— Start —
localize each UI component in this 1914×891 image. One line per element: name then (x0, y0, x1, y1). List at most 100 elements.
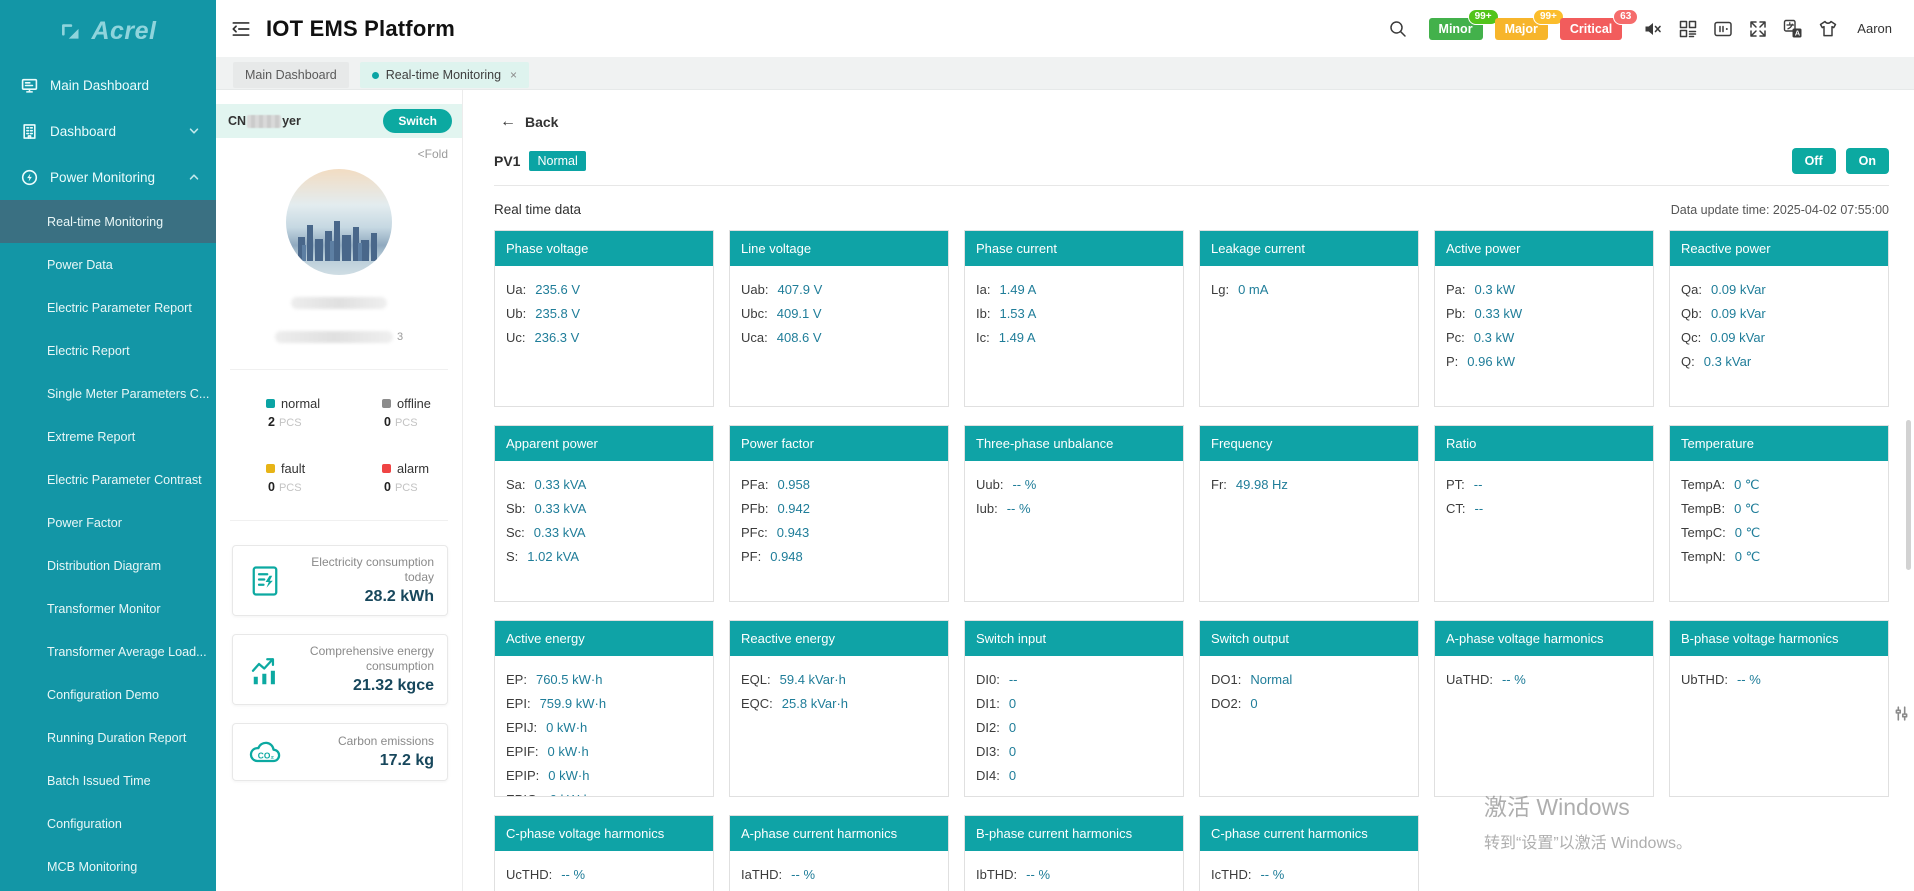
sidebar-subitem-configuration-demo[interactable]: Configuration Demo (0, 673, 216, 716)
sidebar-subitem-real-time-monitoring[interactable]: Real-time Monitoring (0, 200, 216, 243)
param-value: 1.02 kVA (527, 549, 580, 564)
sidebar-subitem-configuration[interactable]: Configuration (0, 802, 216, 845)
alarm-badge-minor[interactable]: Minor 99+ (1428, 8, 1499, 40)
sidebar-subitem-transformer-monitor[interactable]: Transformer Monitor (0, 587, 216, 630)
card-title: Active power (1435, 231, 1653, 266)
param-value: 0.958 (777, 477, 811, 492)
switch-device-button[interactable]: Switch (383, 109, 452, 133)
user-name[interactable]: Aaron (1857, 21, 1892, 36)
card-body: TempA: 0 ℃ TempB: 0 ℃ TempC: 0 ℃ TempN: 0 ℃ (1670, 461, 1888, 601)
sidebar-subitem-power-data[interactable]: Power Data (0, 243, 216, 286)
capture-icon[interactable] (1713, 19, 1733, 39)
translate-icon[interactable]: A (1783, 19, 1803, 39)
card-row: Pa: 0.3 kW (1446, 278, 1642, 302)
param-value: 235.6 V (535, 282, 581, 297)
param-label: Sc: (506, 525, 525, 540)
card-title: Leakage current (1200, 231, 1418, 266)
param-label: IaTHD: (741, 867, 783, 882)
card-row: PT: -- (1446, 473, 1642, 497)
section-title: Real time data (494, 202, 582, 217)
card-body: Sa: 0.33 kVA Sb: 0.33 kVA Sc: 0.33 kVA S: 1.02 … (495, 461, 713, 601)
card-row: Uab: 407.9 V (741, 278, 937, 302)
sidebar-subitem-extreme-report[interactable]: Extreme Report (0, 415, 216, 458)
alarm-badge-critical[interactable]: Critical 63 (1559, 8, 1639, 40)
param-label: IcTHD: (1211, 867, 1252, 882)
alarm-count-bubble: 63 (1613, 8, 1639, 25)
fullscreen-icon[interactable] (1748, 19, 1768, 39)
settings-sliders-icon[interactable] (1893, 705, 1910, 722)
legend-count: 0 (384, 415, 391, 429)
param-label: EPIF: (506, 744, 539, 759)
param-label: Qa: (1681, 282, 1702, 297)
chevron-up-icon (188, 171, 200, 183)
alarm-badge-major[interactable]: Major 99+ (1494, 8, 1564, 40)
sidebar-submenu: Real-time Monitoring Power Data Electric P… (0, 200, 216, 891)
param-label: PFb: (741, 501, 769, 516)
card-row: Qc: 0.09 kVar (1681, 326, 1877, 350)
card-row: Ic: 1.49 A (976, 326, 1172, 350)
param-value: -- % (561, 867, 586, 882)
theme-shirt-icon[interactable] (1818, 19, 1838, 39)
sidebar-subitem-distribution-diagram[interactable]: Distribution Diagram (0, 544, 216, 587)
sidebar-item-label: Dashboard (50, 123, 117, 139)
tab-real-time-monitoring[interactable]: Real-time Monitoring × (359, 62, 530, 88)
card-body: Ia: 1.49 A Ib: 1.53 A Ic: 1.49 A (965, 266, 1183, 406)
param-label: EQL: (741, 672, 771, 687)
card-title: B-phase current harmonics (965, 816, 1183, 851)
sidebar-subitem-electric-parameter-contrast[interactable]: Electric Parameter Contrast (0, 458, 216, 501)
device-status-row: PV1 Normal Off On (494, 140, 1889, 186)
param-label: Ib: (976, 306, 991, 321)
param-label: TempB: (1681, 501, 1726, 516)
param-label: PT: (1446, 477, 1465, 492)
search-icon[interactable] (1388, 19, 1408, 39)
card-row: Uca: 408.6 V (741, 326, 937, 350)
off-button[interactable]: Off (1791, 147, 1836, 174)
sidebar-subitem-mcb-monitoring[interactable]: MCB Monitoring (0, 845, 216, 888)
— End —
GIVEN REQUEST.
Copy out every line of the records above that contains the string "value". Case counts.

RESULT BELOW.
param-value: 1.02 kVA (527, 549, 580, 564)
param-value: 0.958 (777, 477, 811, 492)
param-value: 235.6 V (535, 282, 581, 297)
param-value: -- % (561, 867, 586, 882)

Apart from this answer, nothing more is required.